(INSTRUCTIONS TO FOLLOW):
In this exercise, return the whole listing exactly, excluding any images.

Data entries:

++++++++

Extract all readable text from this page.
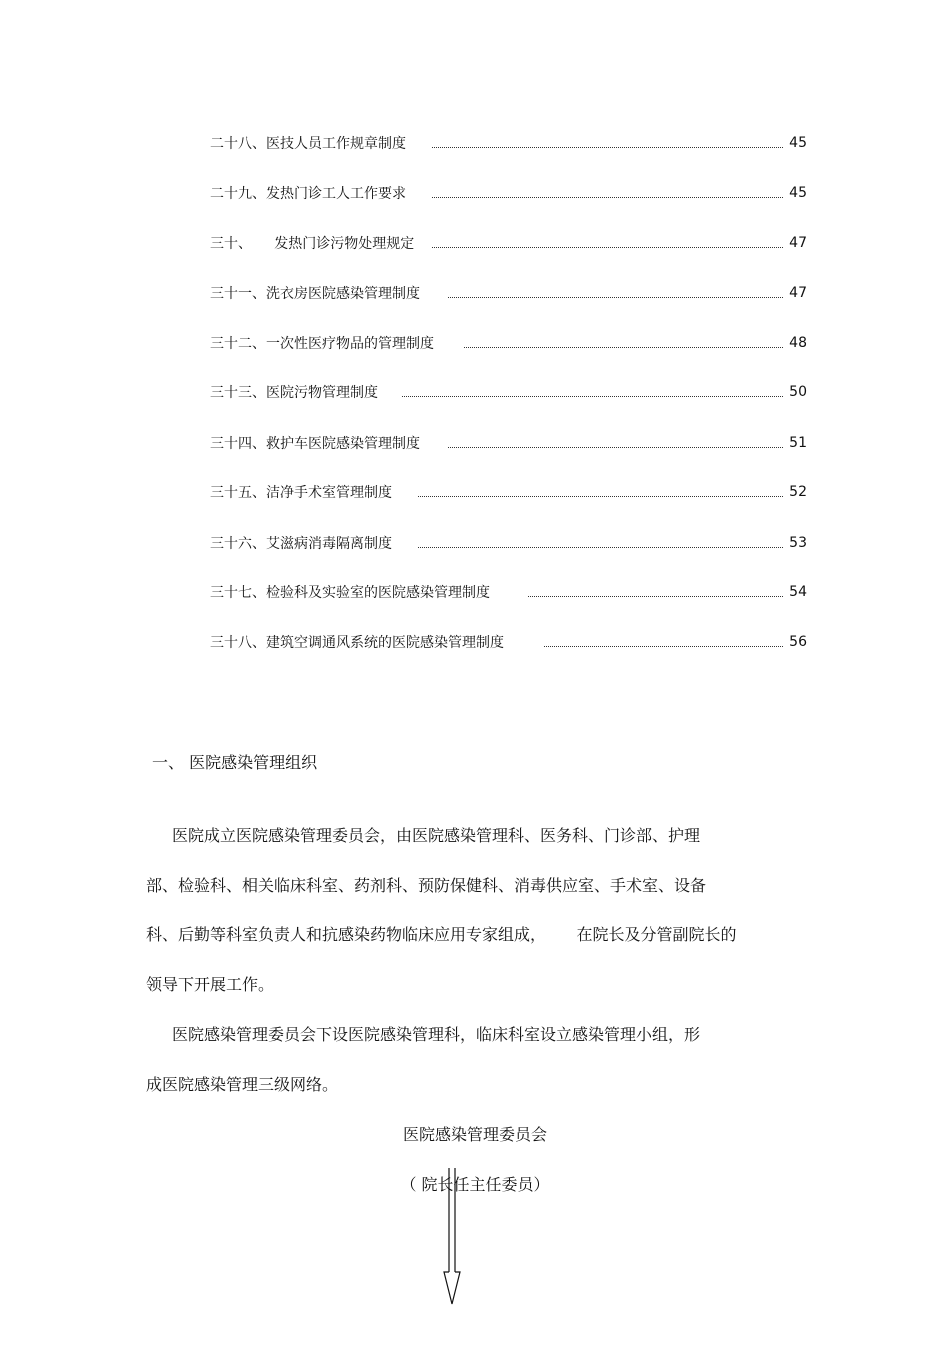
二十八、医技人员工作规章制度	45
二十九、发热门诊工人工作要求	45
三十、     发热门诊污物处理规定	47
三十一、洗衣房医院感染管理制度	47
三十二、一次性医疗物品的管理制度	48
三十三、医院污物管理制度	50
三十四、救护车医院感染管理制度	51
三十五、洁净手术室管理制度	52
三十六、艾滋病消毒隔离制度	53
三十七、检验科及实验室的医院感染管理制度	54
三十八、建筑空调通风系统的医院感染管理制度	56
一、 医院感染管理组织
医院成立医院感染管理委员会，由医院感染管理科、医务科、门诊部、护理
部、检验科、相关临床科室、药剂科、预防保健科、消毒供应室、手术室、设备
科、后勤等科室负责人和抗感染药物临床应用专家组成，      在院长及分管副院长的
领导下开展工作。
医院感染管理委员会下设医院感染管理科，临床科室设立感染管理小组，形
成医院感染管理三级网络。
医院感染管理委员会
（ 院长任主任委员）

++++++++

(REPLY TO THE TASK):
Extract all readable text from this page.
二十八、医技人员工作规章制度	45
二十九、发热门诊工人工作要求	45
三十、     发热门诊污物处理规定	47
三十一、洗衣房医院感染管理制度	47
三十二、一次性医疗物品的管理制度	48
三十三、医院污物管理制度	50
三十四、救护车医院感染管理制度	51
三十五、洁净手术室管理制度	52
三十六、艾滋病消毒隔离制度	53
三十七、检验科及实验室的医院感染管理制度	54
三十八、建筑空调通风系统的医院感染管理制度	56
一、 医院感染管理组织
医院成立医院感染管理委员会，由医院感染管理科、医务科、门诊部、护理
部、检验科、相关临床科室、药剂科、预防保健科、消毒供应室、手术室、设备
科、后勤等科室负责人和抗感染药物临床应用专家组成，      在院长及分管副院长的
领导下开展工作。
医院感染管理委员会下设医院感染管理科，临床科室设立感染管理小组，形
成医院感染管理三级网络。
医院感染管理委员会
（ 院长任主任委员）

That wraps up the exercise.